Problem to work on:
Search the records that follow and extract every line containing the string "єгиптяни".

Entries shown:
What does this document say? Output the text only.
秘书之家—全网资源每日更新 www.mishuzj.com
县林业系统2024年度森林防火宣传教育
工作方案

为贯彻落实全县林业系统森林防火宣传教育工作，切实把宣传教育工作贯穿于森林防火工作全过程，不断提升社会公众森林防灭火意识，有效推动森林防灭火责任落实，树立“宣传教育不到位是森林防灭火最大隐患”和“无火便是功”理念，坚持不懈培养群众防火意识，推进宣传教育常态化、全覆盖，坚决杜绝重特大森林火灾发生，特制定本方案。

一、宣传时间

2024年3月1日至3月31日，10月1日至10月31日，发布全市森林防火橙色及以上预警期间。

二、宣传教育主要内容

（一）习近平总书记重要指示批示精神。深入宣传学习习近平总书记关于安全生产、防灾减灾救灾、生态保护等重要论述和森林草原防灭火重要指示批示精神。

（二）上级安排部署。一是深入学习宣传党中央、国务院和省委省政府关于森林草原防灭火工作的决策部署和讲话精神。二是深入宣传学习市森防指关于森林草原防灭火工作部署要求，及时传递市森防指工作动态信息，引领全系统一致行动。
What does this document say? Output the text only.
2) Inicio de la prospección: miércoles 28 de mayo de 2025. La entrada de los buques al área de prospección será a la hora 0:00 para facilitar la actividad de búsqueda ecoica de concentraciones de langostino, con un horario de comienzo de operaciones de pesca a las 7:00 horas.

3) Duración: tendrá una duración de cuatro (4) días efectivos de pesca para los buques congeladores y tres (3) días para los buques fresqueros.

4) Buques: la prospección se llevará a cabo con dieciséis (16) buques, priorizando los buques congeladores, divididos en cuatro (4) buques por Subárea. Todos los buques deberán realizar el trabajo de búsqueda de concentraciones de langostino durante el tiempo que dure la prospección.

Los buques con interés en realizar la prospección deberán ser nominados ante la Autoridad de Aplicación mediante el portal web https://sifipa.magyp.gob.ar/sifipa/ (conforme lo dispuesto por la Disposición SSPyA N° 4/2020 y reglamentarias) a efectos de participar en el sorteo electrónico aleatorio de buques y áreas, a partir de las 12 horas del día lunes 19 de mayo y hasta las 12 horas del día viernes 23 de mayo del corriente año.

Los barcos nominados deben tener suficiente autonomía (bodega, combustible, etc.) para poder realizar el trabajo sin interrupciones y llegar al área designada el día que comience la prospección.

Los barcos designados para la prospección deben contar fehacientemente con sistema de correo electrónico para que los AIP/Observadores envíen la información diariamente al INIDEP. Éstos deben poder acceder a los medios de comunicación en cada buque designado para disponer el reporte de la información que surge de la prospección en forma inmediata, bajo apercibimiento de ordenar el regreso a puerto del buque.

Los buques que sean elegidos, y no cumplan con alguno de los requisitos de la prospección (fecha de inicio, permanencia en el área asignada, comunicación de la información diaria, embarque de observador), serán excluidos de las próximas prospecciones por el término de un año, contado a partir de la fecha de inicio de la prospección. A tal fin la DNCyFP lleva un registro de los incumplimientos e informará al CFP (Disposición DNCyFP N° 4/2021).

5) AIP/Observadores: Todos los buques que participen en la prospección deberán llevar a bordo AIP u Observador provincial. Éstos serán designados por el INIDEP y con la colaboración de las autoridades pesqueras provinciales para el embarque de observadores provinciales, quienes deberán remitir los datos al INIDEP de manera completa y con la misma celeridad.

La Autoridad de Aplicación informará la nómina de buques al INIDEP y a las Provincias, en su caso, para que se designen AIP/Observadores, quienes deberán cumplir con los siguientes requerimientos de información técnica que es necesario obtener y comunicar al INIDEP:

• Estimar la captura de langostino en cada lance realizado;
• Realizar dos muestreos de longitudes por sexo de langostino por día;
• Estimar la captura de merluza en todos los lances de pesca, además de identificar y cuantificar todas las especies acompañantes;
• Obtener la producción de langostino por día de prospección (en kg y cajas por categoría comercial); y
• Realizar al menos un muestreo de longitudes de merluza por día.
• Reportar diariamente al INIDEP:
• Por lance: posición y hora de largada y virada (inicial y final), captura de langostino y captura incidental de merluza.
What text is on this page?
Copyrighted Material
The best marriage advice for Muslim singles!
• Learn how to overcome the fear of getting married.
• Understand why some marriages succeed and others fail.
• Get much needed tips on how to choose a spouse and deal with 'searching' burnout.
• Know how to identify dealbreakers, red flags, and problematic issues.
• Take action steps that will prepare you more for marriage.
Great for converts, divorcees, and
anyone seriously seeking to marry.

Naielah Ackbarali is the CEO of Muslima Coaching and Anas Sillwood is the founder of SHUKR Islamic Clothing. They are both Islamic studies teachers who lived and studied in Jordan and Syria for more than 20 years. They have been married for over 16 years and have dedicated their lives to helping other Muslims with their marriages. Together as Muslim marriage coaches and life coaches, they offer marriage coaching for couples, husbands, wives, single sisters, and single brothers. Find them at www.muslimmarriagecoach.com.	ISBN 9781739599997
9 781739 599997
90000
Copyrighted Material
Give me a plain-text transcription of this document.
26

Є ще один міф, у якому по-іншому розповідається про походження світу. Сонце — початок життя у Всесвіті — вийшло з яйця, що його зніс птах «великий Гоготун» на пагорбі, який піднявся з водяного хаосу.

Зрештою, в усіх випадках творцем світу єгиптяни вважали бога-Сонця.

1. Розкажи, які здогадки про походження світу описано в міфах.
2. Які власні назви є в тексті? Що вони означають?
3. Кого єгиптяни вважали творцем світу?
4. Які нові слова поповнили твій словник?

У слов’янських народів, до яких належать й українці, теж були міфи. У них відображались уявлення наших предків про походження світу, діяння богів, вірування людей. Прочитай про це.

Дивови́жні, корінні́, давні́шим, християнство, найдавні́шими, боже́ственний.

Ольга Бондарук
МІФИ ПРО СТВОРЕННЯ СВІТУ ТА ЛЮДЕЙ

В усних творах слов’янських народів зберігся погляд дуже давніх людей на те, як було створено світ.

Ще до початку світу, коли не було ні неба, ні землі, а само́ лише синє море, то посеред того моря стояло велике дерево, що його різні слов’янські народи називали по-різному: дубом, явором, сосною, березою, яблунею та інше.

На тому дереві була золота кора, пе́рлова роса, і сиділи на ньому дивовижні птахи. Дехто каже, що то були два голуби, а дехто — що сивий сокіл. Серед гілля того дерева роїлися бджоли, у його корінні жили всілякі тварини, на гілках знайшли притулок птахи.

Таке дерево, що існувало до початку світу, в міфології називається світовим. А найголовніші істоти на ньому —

Answer to the problem:
Зрештою, в усіх випадках творцем світу єгиптяни вважали бога-Сонця.
3. Кого єгиптяни вважали творцем світу?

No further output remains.